Below is a block of records; repeat all of them exactly.

=======

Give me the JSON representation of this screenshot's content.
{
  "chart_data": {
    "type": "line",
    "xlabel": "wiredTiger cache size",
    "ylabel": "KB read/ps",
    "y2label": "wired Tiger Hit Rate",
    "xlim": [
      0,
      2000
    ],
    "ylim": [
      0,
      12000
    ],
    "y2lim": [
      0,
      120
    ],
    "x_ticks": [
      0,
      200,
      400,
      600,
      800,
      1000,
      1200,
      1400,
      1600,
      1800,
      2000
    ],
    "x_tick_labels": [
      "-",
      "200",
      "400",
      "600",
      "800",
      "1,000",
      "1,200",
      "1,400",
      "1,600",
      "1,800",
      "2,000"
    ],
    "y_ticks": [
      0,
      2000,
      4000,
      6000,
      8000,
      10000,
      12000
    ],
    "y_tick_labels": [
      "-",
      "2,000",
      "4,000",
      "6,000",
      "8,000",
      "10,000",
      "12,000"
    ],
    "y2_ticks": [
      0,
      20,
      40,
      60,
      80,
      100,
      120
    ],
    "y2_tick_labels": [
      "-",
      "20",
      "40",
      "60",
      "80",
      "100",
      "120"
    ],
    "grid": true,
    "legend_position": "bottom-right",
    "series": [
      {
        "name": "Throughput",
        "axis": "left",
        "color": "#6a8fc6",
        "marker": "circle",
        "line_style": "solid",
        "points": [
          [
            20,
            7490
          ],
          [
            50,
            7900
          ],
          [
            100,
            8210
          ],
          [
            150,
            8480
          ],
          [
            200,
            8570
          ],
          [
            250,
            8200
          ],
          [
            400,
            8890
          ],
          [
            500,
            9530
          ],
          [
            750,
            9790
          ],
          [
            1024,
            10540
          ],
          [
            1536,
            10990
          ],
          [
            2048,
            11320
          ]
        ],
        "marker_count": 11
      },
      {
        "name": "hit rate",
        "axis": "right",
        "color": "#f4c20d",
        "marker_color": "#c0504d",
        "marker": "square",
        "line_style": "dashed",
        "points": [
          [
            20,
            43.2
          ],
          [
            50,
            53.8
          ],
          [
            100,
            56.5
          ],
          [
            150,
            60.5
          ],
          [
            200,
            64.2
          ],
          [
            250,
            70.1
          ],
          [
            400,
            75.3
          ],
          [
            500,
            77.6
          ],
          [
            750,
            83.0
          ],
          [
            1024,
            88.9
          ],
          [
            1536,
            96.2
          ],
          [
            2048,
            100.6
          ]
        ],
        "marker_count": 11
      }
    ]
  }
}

=======

REPLY TO THE EXERCISE:
Give me the JSON representation of this screenshot's content.
{
  "chart_data": {
    "type": "line",
    "xlabel": "wiredTiger cache size",
    "ylabel": "KB read/ps",
    "y2label": "wired Tiger Hit Rate",
    "xlim": [
      0,
      2000
    ],
    "ylim": [
      0,
      12000
    ],
    "y2lim": [
      0,
      120
    ],
    "x_ticks": [
      0,
      200,
      400,
      600,
      800,
      1000,
      1200,
      1400,
      1600,
      1800,
      2000
    ],
    "x_tick_labels": [
      "-",
      "200",
      "400",
      "600",
      "800",
      "1,000",
      "1,200",
      "1,400",
      "1,600",
      "1,800",
      "2,000"
    ],
    "y_ticks": [
      0,
      2000,
      4000,
      6000,
      8000,
      10000,
      12000
    ],
    "y_tick_labels": [
      "-",
      "2,000",
      "4,000",
      "6,000",
      "8,000",
      "10,000",
      "12,000"
    ],
    "y2_ticks": [
      0,
      20,
      40,
      60,
      80,
      100,
      120
    ],
    "y2_tick_labels": [
      "-",
      "20",
      "40",
      "60",
      "80",
      "100",
      "120"
    ],
    "grid": true,
    "legend_position": "bottom-right",
    "series": [
      {
        "name": "Throughput",
        "axis": "left",
        "color": "#6a8fc6",
        "marker": "circle",
        "line_style": "solid",
        "points": [
          [
            20,
            7490
          ],
          [
            50,
            7900
          ],
          [
            100,
            8210
          ],
          [
            150,
            8480
          ],
          [
            200,
            8570
          ],
          [
            250,
            8200
          ],
          [
            400,
            8890
          ],
          [
            500,
            9530
          ],
          [
            750,
            9790
          ],
          [
            1024,
            10540
          ],
          [
            1536,
            10990
          ],
          [
            2048,
            11320
          ]
        ],
        "marker_count": 11
      },
      {
        "name": "hit rate",
        "axis": "right",
        "color": "#f4c20d",
        "marker_color": "#c0504d",
        "marker": "square",
        "line_style": "dashed",
        "points": [
          [
            20,
            43.2
          ],
          [
            50,
            53.8
          ],
          [
            100,
            56.5
          ],
          [
            150,
            60.5
          ],
          [
            200,
            64.2
          ],
          [
            250,
            70.1
          ],
          [
            400,
            75.3
          ],
          [
            500,
            77.6
          ],
          [
            750,
            83.0
          ],
          [
            1024,
            88.9
          ],
          [
            1536,
            96.2
          ],
          [
            2048,
            100.6
          ]
        ],
        "marker_count": 11
      }
    ]
  }
}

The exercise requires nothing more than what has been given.